Print all entries precisely as they are written.

LISTING.
* * * * * * *
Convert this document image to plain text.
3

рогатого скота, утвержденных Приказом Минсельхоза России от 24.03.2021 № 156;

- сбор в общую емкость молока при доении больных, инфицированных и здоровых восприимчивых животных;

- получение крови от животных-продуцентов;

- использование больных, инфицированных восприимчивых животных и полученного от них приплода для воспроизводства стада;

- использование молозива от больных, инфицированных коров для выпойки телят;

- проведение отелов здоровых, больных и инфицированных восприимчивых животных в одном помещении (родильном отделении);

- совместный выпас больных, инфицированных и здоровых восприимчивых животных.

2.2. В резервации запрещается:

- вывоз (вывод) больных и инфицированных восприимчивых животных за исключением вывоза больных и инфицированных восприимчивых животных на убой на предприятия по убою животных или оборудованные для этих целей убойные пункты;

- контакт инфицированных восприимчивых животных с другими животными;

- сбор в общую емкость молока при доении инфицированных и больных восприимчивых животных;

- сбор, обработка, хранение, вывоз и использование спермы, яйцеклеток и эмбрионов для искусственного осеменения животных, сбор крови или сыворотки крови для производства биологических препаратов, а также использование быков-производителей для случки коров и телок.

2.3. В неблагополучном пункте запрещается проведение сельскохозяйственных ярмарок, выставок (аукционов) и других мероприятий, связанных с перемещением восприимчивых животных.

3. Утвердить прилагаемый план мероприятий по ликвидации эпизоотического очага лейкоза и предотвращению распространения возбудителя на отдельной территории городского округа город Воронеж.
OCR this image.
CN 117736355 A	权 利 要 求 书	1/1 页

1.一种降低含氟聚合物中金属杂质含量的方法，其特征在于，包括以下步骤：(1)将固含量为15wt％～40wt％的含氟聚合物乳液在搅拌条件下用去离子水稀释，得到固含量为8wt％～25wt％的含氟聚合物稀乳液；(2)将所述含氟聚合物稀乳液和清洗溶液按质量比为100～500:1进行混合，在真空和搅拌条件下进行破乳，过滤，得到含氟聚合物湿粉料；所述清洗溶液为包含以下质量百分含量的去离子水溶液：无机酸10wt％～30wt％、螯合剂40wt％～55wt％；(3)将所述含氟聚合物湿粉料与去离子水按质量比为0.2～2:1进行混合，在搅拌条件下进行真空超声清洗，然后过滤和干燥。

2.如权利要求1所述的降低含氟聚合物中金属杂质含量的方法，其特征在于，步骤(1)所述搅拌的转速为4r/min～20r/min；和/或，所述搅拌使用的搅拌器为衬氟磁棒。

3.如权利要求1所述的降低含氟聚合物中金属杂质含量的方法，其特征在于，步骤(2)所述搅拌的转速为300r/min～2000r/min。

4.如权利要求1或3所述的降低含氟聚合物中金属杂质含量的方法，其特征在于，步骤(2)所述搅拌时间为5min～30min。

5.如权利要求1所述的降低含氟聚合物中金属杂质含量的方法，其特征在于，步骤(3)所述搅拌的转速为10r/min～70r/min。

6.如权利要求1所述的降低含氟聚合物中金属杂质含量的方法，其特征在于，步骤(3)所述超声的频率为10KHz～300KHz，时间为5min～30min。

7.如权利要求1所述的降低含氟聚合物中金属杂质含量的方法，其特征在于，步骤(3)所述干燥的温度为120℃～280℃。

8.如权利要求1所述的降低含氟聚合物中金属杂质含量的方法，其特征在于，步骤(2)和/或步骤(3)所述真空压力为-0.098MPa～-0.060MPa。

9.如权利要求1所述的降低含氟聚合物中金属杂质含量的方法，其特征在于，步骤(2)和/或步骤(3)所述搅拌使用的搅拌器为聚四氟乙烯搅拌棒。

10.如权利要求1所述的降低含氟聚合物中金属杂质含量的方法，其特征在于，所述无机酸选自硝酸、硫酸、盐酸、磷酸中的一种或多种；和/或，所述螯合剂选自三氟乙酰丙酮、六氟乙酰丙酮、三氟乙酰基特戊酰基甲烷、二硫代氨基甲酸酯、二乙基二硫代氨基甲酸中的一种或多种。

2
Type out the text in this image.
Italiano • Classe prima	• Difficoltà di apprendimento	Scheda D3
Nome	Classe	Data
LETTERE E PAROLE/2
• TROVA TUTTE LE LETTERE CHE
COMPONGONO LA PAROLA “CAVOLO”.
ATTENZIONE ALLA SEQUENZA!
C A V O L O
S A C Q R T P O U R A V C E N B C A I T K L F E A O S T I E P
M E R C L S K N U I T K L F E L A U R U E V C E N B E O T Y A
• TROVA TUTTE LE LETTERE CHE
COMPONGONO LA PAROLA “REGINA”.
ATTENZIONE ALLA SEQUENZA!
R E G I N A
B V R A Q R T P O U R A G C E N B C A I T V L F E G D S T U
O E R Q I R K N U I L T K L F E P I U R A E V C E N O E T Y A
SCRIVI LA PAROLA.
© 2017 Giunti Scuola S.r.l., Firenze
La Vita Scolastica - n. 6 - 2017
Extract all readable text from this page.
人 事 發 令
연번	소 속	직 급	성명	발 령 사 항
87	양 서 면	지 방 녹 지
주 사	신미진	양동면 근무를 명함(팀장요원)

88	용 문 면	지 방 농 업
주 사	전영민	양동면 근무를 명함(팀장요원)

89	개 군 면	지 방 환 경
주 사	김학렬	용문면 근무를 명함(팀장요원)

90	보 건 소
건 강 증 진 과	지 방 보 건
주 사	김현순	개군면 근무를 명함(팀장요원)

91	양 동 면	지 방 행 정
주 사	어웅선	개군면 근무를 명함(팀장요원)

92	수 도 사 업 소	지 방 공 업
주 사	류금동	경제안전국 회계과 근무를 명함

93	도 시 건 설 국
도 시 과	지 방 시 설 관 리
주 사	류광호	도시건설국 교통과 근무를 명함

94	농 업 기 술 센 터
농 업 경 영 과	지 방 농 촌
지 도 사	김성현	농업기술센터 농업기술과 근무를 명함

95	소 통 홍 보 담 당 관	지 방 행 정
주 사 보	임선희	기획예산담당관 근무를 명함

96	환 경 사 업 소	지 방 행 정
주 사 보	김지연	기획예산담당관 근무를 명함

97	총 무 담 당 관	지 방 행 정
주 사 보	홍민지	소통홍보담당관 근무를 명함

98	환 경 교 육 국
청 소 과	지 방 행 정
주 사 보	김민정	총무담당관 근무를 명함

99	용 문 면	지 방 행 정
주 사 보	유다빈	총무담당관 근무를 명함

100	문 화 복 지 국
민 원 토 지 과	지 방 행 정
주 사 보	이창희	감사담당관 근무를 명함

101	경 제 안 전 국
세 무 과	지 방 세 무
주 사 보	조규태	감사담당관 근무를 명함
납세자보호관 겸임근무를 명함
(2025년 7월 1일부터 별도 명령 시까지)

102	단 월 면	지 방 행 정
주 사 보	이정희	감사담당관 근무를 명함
* * * * * * *
TASK SOLUTION.
Convert this document image to plain text.
3

рогатого скота, утвержденных Приказом Минсельхоза России от 24.03.2021 № 156;

- сбор в общую емкость молока при доении больных, инфицированных и здоровых восприимчивых животных;

- получение крови от животных-продуцентов;

- использование больных, инфицированных восприимчивых животных и полученного от них приплода для воспроизводства стада;

- использование молозива от больных, инфицированных коров для выпойки телят;

- проведение отелов здоровых, больных и инфицированных восприимчивых животных в одном помещении (родильном отделении);

- совместный выпас больных, инфицированных и здоровых восприимчивых животных.

2.2. В резервации запрещается:

- вывоз (вывод) больных и инфицированных восприимчивых животных за исключением вывоза больных и инфицированных восприимчивых животных на убой на предприятия по убою животных или оборудованные для этих целей убойные пункты;

- контакт инфицированных восприимчивых животных с другими животными;

- сбор в общую емкость молока при доении инфицированных и больных восприимчивых животных;

- сбор, обработка, хранение, вывоз и использование спермы, яйцеклеток и эмбрионов для искусственного осеменения животных, сбор крови или сыворотки крови для производства биологических препаратов, а также использование быков-производителей для случки коров и телок.

2.3. В неблагополучном пункте запрещается проведение сельскохозяйственных ярмарок, выставок (аукционов) и других мероприятий, связанных с перемещением восприимчивых животных.

3. Утвердить прилагаемый план мероприятий по ликвидации эпизоотического очага лейкоза и предотвращению распространения возбудителя на отдельной территории городского округа город Воронеж.
OCR this image.
CN 117736355 A	权 利 要 求 书	1/1 页

1.一种降低含氟聚合物中金属杂质含量的方法，其特征在于，包括以下步骤：(1)将固含量为15wt％～40wt％的含氟聚合物乳液在搅拌条件下用去离子水稀释，得到固含量为8wt％～25wt％的含氟聚合物稀乳液；(2)将所述含氟聚合物稀乳液和清洗溶液按质量比为100～500:1进行混合，在真空和搅拌条件下进行破乳，过滤，得到含氟聚合物湿粉料；所述清洗溶液为包含以下质量百分含量的去离子水溶液：无机酸10wt％～30wt％、螯合剂40wt％～55wt％；(3)将所述含氟聚合物湿粉料与去离子水按质量比为0.2～2:1进行混合，在搅拌条件下进行真空超声清洗，然后过滤和干燥。

2.如权利要求1所述的降低含氟聚合物中金属杂质含量的方法，其特征在于，步骤(1)所述搅拌的转速为4r/min～20r/min；和/或，所述搅拌使用的搅拌器为衬氟磁棒。

3.如权利要求1所述的降低含氟聚合物中金属杂质含量的方法，其特征在于，步骤(2)所述搅拌的转速为300r/min～2000r/min。

4.如权利要求1或3所述的降低含氟聚合物中金属杂质含量的方法，其特征在于，步骤(2)所述搅拌时间为5min～30min。

5.如权利要求1所述的降低含氟聚合物中金属杂质含量的方法，其特征在于，步骤(3)所述搅拌的转速为10r/min～70r/min。

6.如权利要求1所述的降低含氟聚合物中金属杂质含量的方法，其特征在于，步骤(3)所述超声的频率为10KHz～300KHz，时间为5min～30min。

7.如权利要求1所述的降低含氟聚合物中金属杂质含量的方法，其特征在于，步骤(3)所述干燥的温度为120℃～280℃。

8.如权利要求1所述的降低含氟聚合物中金属杂质含量的方法，其特征在于，步骤(2)和/或步骤(3)所述真空压力为-0.098MPa～-0.060MPa。

9.如权利要求1所述的降低含氟聚合物中金属杂质含量的方法，其特征在于，步骤(2)和/或步骤(3)所述搅拌使用的搅拌器为聚四氟乙烯搅拌棒。

10.如权利要求1所述的降低含氟聚合物中金属杂质含量的方法，其特征在于，所述无机酸选自硝酸、硫酸、盐酸、磷酸中的一种或多种；和/或，所述螯合剂选自三氟乙酰丙酮、六氟乙酰丙酮、三氟乙酰基特戊酰基甲烷、二硫代氨基甲酸酯、二乙基二硫代氨基甲酸中的一种或多种。

2
Type out the text in this image.
Italiano • Classe prima	• Difficoltà di apprendimento	Scheda D3
Nome	Classe	Data
LETTERE E PAROLE/2
• TROVA TUTTE LE LETTERE CHE
COMPONGONO LA PAROLA “CAVOLO”.
ATTENZIONE ALLA SEQUENZA!
C A V O L O
S A C Q R T P O U R A V C E N B C A I T K L F E A O S T I E P
M E R C L S K N U I T K L F E L A U R U E V C E N B E O T Y A
• TROVA TUTTE LE LETTERE CHE
COMPONGONO LA PAROLA “REGINA”.
ATTENZIONE ALLA SEQUENZA!
R E G I N A
B V R A Q R T P O U R A G C E N B C A I T V L F E G D S T U
O E R Q I R K N U I L T K L F E P I U R A E V C E N O E T Y A
SCRIVI LA PAROLA.
© 2017 Giunti Scuola S.r.l., Firenze
La Vita Scolastica - n. 6 - 2017
Extract all readable text from this page.
人 事 發 令
연번	소 속	직 급	성명	발 령 사 항
87	양 서 면	지 방 녹 지
주 사	신미진	양동면 근무를 명함(팀장요원)

88	용 문 면	지 방 농 업
주 사	전영민	양동면 근무를 명함(팀장요원)

89	개 군 면	지 방 환 경
주 사	김학렬	용문면 근무를 명함(팀장요원)

90	보 건 소
건 강 증 진 과	지 방 보 건
주 사	김현순	개군면 근무를 명함(팀장요원)

91	양 동 면	지 방 행 정
주 사	어웅선	개군면 근무를 명함(팀장요원)

92	수 도 사 업 소	지 방 공 업
주 사	류금동	경제안전국 회계과 근무를 명함

93	도 시 건 설 국
도 시 과	지 방 시 설 관 리
주 사	류광호	도시건설국 교통과 근무를 명함

94	농 업 기 술 센 터
농 업 경 영 과	지 방 농 촌
지 도 사	김성현	농업기술센터 농업기술과 근무를 명함

95	소 통 홍 보 담 당 관	지 방 행 정
주 사 보	임선희	기획예산담당관 근무를 명함

96	환 경 사 업 소	지 방 행 정
주 사 보	김지연	기획예산담당관 근무를 명함

97	총 무 담 당 관	지 방 행 정
주 사 보	홍민지	소통홍보담당관 근무를 명함

98	환 경 교 육 국
청 소 과	지 방 행 정
주 사 보	김민정	총무담당관 근무를 명함

99	용 문 면	지 방 행 정
주 사 보	유다빈	총무담당관 근무를 명함

100	문 화 복 지 국
민 원 토 지 과	지 방 행 정
주 사 보	이창희	감사담당관 근무를 명함

101	경 제 안 전 국
세 무 과	지 방 세 무
주 사 보	조규태	감사담당관 근무를 명함
납세자보호관 겸임근무를 명함
(2025년 7월 1일부터 별도 명령 시까지)

102	단 월 면	지 방 행 정
주 사 보	이정희	감사담당관 근무를 명함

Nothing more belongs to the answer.